### TASK DESCRIPTION
Every entry needs to be printed exactly, please.
## Begin DATA FOR THE TASK
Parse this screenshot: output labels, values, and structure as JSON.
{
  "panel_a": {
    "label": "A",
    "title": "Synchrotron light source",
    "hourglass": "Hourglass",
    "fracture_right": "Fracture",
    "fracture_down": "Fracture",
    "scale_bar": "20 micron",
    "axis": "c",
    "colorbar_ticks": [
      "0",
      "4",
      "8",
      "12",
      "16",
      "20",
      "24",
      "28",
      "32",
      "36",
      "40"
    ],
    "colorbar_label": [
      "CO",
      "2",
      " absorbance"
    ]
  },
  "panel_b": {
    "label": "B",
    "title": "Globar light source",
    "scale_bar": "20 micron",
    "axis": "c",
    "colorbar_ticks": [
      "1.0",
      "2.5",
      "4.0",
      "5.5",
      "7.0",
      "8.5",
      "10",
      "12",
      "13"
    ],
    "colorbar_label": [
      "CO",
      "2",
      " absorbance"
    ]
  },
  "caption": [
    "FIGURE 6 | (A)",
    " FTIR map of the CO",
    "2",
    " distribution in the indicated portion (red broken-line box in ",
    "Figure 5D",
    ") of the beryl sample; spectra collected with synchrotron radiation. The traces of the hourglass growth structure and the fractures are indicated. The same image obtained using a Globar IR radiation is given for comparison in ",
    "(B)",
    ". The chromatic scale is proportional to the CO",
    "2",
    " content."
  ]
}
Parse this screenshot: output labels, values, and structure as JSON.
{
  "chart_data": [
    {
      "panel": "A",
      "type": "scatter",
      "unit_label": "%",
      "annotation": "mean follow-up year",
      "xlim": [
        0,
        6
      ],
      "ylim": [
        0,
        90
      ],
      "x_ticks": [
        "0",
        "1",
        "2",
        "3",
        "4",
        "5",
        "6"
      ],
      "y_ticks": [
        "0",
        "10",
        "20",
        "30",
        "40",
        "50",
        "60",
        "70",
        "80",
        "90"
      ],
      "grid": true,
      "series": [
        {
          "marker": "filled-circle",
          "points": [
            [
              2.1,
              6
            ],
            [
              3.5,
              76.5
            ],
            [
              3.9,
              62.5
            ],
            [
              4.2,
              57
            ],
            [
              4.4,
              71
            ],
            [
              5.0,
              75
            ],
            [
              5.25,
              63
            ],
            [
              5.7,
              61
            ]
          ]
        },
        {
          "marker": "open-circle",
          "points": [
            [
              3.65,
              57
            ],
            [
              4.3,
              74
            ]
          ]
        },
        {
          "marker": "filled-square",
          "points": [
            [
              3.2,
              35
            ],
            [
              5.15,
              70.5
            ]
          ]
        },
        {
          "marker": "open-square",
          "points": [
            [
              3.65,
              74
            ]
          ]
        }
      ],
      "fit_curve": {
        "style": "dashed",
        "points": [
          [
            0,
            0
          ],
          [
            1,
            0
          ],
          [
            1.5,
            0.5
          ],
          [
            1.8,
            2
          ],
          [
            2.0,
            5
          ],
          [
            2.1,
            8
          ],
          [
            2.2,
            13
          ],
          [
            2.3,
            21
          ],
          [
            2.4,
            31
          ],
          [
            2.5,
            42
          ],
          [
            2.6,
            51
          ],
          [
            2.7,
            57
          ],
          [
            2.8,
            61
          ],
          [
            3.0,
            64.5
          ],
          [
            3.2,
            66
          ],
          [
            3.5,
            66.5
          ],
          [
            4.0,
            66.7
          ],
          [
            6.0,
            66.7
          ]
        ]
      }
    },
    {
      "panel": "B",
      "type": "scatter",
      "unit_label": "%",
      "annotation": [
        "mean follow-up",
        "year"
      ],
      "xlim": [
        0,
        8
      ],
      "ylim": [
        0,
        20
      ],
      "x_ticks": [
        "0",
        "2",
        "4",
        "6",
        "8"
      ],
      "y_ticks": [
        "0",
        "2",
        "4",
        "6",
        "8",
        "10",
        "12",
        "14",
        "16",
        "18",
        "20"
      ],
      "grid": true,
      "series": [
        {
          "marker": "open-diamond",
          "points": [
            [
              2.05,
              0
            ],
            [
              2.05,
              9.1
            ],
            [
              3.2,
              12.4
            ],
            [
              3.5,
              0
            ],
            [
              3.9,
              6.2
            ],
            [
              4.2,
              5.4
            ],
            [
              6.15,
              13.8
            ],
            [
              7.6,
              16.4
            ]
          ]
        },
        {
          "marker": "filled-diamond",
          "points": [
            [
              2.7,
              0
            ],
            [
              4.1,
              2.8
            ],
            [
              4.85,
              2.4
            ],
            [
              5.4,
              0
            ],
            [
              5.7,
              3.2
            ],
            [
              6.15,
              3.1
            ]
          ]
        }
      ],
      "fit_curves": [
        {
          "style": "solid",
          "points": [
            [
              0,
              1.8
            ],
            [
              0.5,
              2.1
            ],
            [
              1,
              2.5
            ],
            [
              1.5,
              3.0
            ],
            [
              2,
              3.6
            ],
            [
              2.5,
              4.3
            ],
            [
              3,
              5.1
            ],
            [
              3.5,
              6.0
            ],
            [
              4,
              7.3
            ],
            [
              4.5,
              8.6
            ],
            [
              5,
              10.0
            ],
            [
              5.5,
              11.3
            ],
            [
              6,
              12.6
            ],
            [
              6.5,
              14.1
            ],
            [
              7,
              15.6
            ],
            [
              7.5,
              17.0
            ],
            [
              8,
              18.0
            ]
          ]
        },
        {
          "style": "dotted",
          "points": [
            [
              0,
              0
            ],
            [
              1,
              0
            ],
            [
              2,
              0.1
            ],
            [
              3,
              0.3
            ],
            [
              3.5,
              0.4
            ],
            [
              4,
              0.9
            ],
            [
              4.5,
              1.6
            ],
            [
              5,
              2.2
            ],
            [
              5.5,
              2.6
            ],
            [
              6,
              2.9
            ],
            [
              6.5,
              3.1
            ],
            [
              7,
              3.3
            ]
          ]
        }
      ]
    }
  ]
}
## End DATA FOR THE TASK
### RESPONSE TO THIS TASK
Parse this screenshot: output labels, values, and structure as JSON.
{
  "panel_a": {
    "label": "A",
    "title": "Synchrotron light source",
    "hourglass": "Hourglass",
    "fracture_right": "Fracture",
    "fracture_down": "Fracture",
    "scale_bar": "20 micron",
    "axis": "c",
    "colorbar_ticks": [
      "0",
      "4",
      "8",
      "12",
      "16",
      "20",
      "24",
      "28",
      "32",
      "36",
      "40"
    ],
    "colorbar_label": [
      "CO",
      "2",
      " absorbance"
    ]
  },
  "panel_b": {
    "label": "B",
    "title": "Globar light source",
    "scale_bar": "20 micron",
    "axis": "c",
    "colorbar_ticks": [
      "1.0",
      "2.5",
      "4.0",
      "5.5",
      "7.0",
      "8.5",
      "10",
      "12",
      "13"
    ],
    "colorbar_label": [
      "CO",
      "2",
      " absorbance"
    ]
  },
  "caption": [
    "FIGURE 6 | (A)",
    " FTIR map of the CO",
    "2",
    " distribution in the indicated portion (red broken-line box in ",
    "Figure 5D",
    ") of the beryl sample; spectra collected with synchrotron radiation. The traces of the hourglass growth structure and the fractures are indicated. The same image obtained using a Globar IR radiation is given for comparison in ",
    "(B)",
    ". The chromatic scale is proportional to the CO",
    "2",
    " content."
  ]
}
Parse this screenshot: output labels, values, and structure as JSON.
{
  "chart_data": [
    {
      "panel": "A",
      "type": "scatter",
      "unit_label": "%",
      "annotation": "mean follow-up year",
      "xlim": [
        0,
        6
      ],
      "ylim": [
        0,
        90
      ],
      "x_ticks": [
        "0",
        "1",
        "2",
        "3",
        "4",
        "5",
        "6"
      ],
      "y_ticks": [
        "0",
        "10",
        "20",
        "30",
        "40",
        "50",
        "60",
        "70",
        "80",
        "90"
      ],
      "grid": true,
      "series": [
        {
          "marker": "filled-circle",
          "points": [
            [
              2.1,
              6
            ],
            [
              3.5,
              76.5
            ],
            [
              3.9,
              62.5
            ],
            [
              4.2,
              57
            ],
            [
              4.4,
              71
            ],
            [
              5.0,
              75
            ],
            [
              5.25,
              63
            ],
            [
              5.7,
              61
            ]
          ]
        },
        {
          "marker": "open-circle",
          "points": [
            [
              3.65,
              57
            ],
            [
              4.3,
              74
            ]
          ]
        },
        {
          "marker": "filled-square",
          "points": [
            [
              3.2,
              35
            ],
            [
              5.15,
              70.5
            ]
          ]
        },
        {
          "marker": "open-square",
          "points": [
            [
              3.65,
              74
            ]
          ]
        }
      ],
      "fit_curve": {
        "style": "dashed",
        "points": [
          [
            0,
            0
          ],
          [
            1,
            0
          ],
          [
            1.5,
            0.5
          ],
          [
            1.8,
            2
          ],
          [
            2.0,
            5
          ],
          [
            2.1,
            8
          ],
          [
            2.2,
            13
          ],
          [
            2.3,
            21
          ],
          [
            2.4,
            31
          ],
          [
            2.5,
            42
          ],
          [
            2.6,
            51
          ],
          [
            2.7,
            57
          ],
          [
            2.8,
            61
          ],
          [
            3.0,
            64.5
          ],
          [
            3.2,
            66
          ],
          [
            3.5,
            66.5
          ],
          [
            4.0,
            66.7
          ],
          [
            6.0,
            66.7
          ]
        ]
      }
    },
    {
      "panel": "B",
      "type": "scatter",
      "unit_label": "%",
      "annotation": [
        "mean follow-up",
        "year"
      ],
      "xlim": [
        0,
        8
      ],
      "ylim": [
        0,
        20
      ],
      "x_ticks": [
        "0",
        "2",
        "4",
        "6",
        "8"
      ],
      "y_ticks": [
        "0",
        "2",
        "4",
        "6",
        "8",
        "10",
        "12",
        "14",
        "16",
        "18",
        "20"
      ],
      "grid": true,
      "series": [
        {
          "marker": "open-diamond",
          "points": [
            [
              2.05,
              0
            ],
            [
              2.05,
              9.1
            ],
            [
              3.2,
              12.4
            ],
            [
              3.5,
              0
            ],
            [
              3.9,
              6.2
            ],
            [
              4.2,
              5.4
            ],
            [
              6.15,
              13.8
            ],
            [
              7.6,
              16.4
            ]
          ]
        },
        {
          "marker": "filled-diamond",
          "points": [
            [
              2.7,
              0
            ],
            [
              4.1,
              2.8
            ],
            [
              4.85,
              2.4
            ],
            [
              5.4,
              0
            ],
            [
              5.7,
              3.2
            ],
            [
              6.15,
              3.1
            ]
          ]
        }
      ],
      "fit_curves": [
        {
          "style": "solid",
          "points": [
            [
              0,
              1.8
            ],
            [
              0.5,
              2.1
            ],
            [
              1,
              2.5
            ],
            [
              1.5,
              3.0
            ],
            [
              2,
              3.6
            ],
            [
              2.5,
              4.3
            ],
            [
              3,
              5.1
            ],
            [
              3.5,
              6.0
            ],
            [
              4,
              7.3
            ],
            [
              4.5,
              8.6
            ],
            [
              5,
              10.0
            ],
            [
              5.5,
              11.3
            ],
            [
              6,
              12.6
            ],
            [
              6.5,
              14.1
            ],
            [
              7,
              15.6
            ],
            [
              7.5,
              17.0
            ],
            [
              8,
              18.0
            ]
          ]
        },
        {
          "style": "dotted",
          "points": [
            [
              0,
              0
            ],
            [
              1,
              0
            ],
            [
              2,
              0.1
            ],
            [
              3,
              0.3
            ],
            [
              3.5,
              0.4
            ],
            [
              4,
              0.9
            ],
            [
              4.5,
              1.6
            ],
            [
              5,
              2.2
            ],
            [
              5.5,
              2.6
            ],
            [
              6,
              2.9
            ],
            [
              6.5,
              3.1
            ],
            [
              7,
              3.3
            ]
          ]
        }
      ]
    }
  ]
}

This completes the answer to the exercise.